Directive -
Show every line in the records below that contains the word "available".

Listing -
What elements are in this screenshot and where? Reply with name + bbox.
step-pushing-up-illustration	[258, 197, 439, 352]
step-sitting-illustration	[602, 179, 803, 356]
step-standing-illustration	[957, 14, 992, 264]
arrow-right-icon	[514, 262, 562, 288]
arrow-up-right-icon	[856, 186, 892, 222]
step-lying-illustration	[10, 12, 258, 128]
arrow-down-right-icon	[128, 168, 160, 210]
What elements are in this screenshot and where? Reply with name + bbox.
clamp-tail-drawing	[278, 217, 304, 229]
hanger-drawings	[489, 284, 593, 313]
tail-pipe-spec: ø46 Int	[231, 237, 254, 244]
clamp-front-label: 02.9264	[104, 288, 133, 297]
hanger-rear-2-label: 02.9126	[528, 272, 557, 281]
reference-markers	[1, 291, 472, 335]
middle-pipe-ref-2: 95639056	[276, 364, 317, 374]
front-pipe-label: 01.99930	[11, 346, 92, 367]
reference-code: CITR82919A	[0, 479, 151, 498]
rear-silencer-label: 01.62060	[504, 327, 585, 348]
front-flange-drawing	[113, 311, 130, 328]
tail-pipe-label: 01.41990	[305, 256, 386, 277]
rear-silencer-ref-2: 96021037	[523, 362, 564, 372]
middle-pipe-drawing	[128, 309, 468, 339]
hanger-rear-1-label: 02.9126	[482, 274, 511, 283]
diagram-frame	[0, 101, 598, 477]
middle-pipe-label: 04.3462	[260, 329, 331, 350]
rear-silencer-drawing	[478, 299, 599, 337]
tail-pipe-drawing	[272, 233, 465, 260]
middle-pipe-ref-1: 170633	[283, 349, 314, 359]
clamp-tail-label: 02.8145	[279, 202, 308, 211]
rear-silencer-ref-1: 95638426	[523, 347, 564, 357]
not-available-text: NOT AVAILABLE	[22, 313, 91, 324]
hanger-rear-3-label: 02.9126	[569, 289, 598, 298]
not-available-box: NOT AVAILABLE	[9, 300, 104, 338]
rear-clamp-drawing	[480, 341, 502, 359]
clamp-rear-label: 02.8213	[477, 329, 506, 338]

* * *

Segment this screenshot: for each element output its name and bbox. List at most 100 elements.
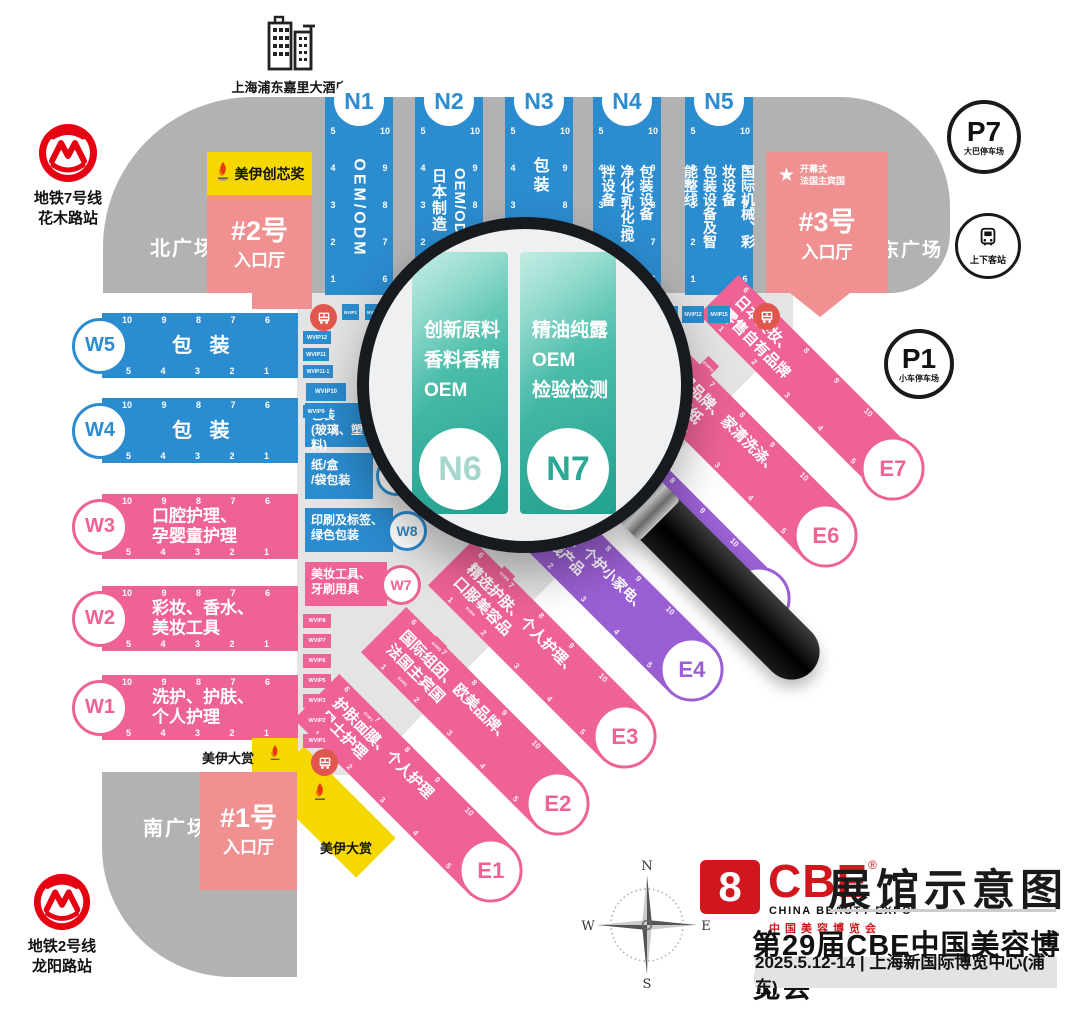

Correct response -
not-available-text: NOT AVAILABLE	[22, 313, 91, 324]
not-available-box: NOT AVAILABLE	[9, 300, 104, 338]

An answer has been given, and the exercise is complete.